Aim A:
Retype the part of the piece on planting fall bulbs that runs from "Why planting fall" down to "your garden beds.", with no changes at all.
########
Planting Fall Bulbs Brings Colorful Spring Flowers
Autumn is the perfect time for planting fall bulbs that will bloom the following spring.
Autumn is the perfect time for planting fall bulbs for colorful spring flowers. The dog days of summer have finally come to an end, and there’s a distinct chill to the air in the evenings. As fall arrives, savvy gardeners know that means it’s time for planting fall bulbs.
Nothing says “spring is here” quite like hyacinths, crocuses, daffodils and tulips bursting into bloom. If you want these beauties in your garden next spring, now is the time to plant them.
Why planting fall bulbs should be at the top of your garden list
During the busy fall season filled with harvesting and raking leaves, it’s easy to forget about planting spring blooming bulbs. But planting fall bulbs should be a must on every gardener’s autumn list. Here’s why:
Planting fall bulbs is frugal and easy. Bulbs are very affordable and widely available in fall. You can find a huge variety online and at local nurseries.
Early spring bulbs add color when you need it most. Crocuses and hyacinths are among the first to emerge in late winter, when you’re feeling the most desperate for spring color.
Bulbs fit anywhere. Spring-flowering bulbs are nice, compact plants. They are perfect for filling in empty spots in your garden beds.
Animals don’t eat them. Several varieties of fall bulbs, such as daffodils and hyacinths, are deer and rabbit resistant.
########
Aim B:
In the records, from the beginning down to the line containing "grid-band: [50, 128, 600, 158]", swap every "y-tick-label" for "y-label". Reproduce only those lines, keeping everything else identical.
########
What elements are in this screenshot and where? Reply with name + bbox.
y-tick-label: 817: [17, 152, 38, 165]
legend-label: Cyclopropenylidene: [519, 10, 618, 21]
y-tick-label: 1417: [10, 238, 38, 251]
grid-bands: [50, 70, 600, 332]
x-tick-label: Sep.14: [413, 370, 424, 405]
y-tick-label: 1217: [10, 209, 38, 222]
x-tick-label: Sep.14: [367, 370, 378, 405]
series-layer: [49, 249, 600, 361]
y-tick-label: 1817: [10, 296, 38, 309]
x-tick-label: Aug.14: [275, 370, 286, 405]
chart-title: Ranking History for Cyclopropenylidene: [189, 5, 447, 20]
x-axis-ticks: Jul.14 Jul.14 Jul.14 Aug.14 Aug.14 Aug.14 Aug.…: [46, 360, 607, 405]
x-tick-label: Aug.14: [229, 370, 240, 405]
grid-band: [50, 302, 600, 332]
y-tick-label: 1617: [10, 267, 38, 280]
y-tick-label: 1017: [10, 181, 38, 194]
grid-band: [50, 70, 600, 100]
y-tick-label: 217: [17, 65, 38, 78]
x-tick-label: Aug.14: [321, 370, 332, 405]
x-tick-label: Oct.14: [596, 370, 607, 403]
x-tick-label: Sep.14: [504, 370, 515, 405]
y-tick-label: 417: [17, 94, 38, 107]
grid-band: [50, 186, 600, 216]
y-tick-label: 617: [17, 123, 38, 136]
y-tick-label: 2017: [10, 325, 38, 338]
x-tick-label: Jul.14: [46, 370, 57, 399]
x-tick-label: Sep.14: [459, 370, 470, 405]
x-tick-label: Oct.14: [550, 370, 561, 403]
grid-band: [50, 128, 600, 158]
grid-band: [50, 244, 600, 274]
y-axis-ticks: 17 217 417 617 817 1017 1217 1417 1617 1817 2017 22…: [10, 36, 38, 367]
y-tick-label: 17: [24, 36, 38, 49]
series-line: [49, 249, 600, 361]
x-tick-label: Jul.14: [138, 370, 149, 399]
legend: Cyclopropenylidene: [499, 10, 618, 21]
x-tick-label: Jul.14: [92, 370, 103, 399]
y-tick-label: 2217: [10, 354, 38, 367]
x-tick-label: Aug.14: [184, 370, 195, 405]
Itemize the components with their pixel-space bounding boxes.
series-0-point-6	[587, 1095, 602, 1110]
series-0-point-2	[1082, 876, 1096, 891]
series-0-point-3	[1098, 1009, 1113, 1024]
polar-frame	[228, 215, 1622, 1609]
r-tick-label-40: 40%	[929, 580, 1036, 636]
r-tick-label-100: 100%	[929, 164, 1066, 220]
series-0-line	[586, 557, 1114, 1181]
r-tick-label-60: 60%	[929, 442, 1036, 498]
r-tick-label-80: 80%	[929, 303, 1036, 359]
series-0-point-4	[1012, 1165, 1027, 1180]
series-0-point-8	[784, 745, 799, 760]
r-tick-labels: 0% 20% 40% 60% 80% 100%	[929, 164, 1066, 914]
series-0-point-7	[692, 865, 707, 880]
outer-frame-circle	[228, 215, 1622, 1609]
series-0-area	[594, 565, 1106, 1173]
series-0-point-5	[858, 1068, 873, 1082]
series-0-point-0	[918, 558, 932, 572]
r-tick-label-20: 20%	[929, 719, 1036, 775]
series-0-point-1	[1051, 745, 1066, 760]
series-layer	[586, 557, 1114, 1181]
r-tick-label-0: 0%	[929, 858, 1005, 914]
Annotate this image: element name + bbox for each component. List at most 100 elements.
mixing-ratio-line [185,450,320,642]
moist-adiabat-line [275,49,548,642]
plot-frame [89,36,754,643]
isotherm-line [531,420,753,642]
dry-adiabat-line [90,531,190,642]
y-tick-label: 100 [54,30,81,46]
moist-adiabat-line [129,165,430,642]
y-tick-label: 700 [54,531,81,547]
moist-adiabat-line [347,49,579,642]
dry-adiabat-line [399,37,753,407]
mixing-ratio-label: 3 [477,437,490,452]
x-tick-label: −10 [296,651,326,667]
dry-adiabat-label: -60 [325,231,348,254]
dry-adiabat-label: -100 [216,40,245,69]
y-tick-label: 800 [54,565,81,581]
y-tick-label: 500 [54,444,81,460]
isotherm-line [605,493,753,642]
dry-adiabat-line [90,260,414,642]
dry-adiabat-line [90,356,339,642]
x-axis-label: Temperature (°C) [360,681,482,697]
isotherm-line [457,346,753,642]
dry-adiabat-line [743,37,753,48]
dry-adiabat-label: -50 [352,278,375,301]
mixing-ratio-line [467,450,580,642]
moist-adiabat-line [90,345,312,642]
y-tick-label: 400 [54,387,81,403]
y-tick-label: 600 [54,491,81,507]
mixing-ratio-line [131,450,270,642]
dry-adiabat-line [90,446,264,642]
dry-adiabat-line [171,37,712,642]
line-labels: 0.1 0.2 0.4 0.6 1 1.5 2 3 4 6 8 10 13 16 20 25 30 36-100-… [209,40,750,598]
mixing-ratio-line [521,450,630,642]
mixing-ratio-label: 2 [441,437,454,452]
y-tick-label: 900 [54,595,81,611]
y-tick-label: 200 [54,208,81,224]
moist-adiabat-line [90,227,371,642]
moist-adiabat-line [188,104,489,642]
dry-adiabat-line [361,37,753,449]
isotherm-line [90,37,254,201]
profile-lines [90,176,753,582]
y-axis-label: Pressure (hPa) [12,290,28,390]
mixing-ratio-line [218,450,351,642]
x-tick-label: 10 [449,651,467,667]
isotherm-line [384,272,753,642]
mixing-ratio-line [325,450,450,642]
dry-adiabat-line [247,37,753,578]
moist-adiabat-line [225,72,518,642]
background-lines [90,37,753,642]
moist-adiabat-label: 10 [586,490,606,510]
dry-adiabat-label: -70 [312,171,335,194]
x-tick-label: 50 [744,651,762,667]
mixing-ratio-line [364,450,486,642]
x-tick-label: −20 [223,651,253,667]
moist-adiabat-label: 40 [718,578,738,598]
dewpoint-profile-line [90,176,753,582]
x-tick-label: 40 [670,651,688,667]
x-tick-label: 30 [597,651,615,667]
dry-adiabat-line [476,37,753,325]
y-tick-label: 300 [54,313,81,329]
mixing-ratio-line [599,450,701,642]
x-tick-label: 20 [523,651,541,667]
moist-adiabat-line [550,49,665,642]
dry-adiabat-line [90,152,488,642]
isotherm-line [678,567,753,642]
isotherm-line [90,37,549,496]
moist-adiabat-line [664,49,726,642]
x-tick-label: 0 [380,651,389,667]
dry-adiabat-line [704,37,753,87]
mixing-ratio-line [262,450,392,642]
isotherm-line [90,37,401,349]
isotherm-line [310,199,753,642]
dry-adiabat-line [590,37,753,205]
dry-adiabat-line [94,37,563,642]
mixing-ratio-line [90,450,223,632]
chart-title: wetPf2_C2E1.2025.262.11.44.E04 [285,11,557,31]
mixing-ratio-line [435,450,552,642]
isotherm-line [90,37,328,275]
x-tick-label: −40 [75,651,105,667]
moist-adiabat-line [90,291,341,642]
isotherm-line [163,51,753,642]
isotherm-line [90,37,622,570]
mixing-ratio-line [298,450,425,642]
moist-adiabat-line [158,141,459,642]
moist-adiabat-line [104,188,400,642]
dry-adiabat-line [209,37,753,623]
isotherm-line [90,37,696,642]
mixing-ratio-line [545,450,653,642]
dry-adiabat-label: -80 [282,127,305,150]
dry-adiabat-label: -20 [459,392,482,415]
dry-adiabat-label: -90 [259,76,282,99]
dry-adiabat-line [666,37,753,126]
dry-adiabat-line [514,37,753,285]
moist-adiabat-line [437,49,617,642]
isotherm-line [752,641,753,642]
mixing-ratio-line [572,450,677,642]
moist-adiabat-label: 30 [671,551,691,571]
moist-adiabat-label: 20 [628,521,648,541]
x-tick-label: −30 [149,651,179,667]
########
Expected output A:
Why planting fall bulbs should be at the top of your garden list
During the busy fall season filled with harvesting and raking leaves, it’s easy to forget about planting spring blooming bulbs. But planting fall bulbs should be a must on every gardener’s autumn list. Here’s why:
Planting fall bulbs is frugal and easy. Bulbs are very affordable and widely available in fall. You can find a huge variety online and at local nurseries.
Early spring bulbs add color when you need it most. Crocuses and hyacinths are among the first to emerge in late winter, when you’re feeling the most desperate for spring color.
Bulbs fit anywhere. Spring-flowering bulbs are nice, compact plants. They are perfect for filling in empty spots in your garden beds.

Expected output B:
What elements are in this screenshot and where? Reply with name + bbox.
y-label: 817: [17, 152, 38, 165]
legend-label: Cyclopropenylidene: [519, 10, 618, 21]
y-label: 1417: [10, 238, 38, 251]
grid-bands: [50, 70, 600, 332]
x-tick-label: Sep.14: [413, 370, 424, 405]
y-label: 1217: [10, 209, 38, 222]
x-tick-label: Sep.14: [367, 370, 378, 405]
series-layer: [49, 249, 600, 361]
y-label: 1817: [10, 296, 38, 309]
x-tick-label: Aug.14: [275, 370, 286, 405]
chart-title: Ranking History for Cyclopropenylidene: [189, 5, 447, 20]
x-axis-ticks: Jul.14 Jul.14 Jul.14 Aug.14 Aug.14 Aug.14 Aug.…: [46, 360, 607, 405]
x-tick-label: Aug.14: [229, 370, 240, 405]
grid-band: [50, 302, 600, 332]
y-label: 1617: [10, 267, 38, 280]
y-label: 1017: [10, 181, 38, 194]
grid-band: [50, 70, 600, 100]
y-label: 217: [17, 65, 38, 78]
x-tick-label: Aug.14: [321, 370, 332, 405]
x-tick-label: Oct.14: [596, 370, 607, 403]
x-tick-label: Sep.14: [504, 370, 515, 405]
y-label: 417: [17, 94, 38, 107]
grid-band: [50, 186, 600, 216]
y-label: 617: [17, 123, 38, 136]
y-label: 2017: [10, 325, 38, 338]
x-tick-label: Jul.14: [46, 370, 57, 399]
x-tick-label: Sep.14: [459, 370, 470, 405]
x-tick-label: Oct.14: [550, 370, 561, 403]
grid-band: [50, 128, 600, 158]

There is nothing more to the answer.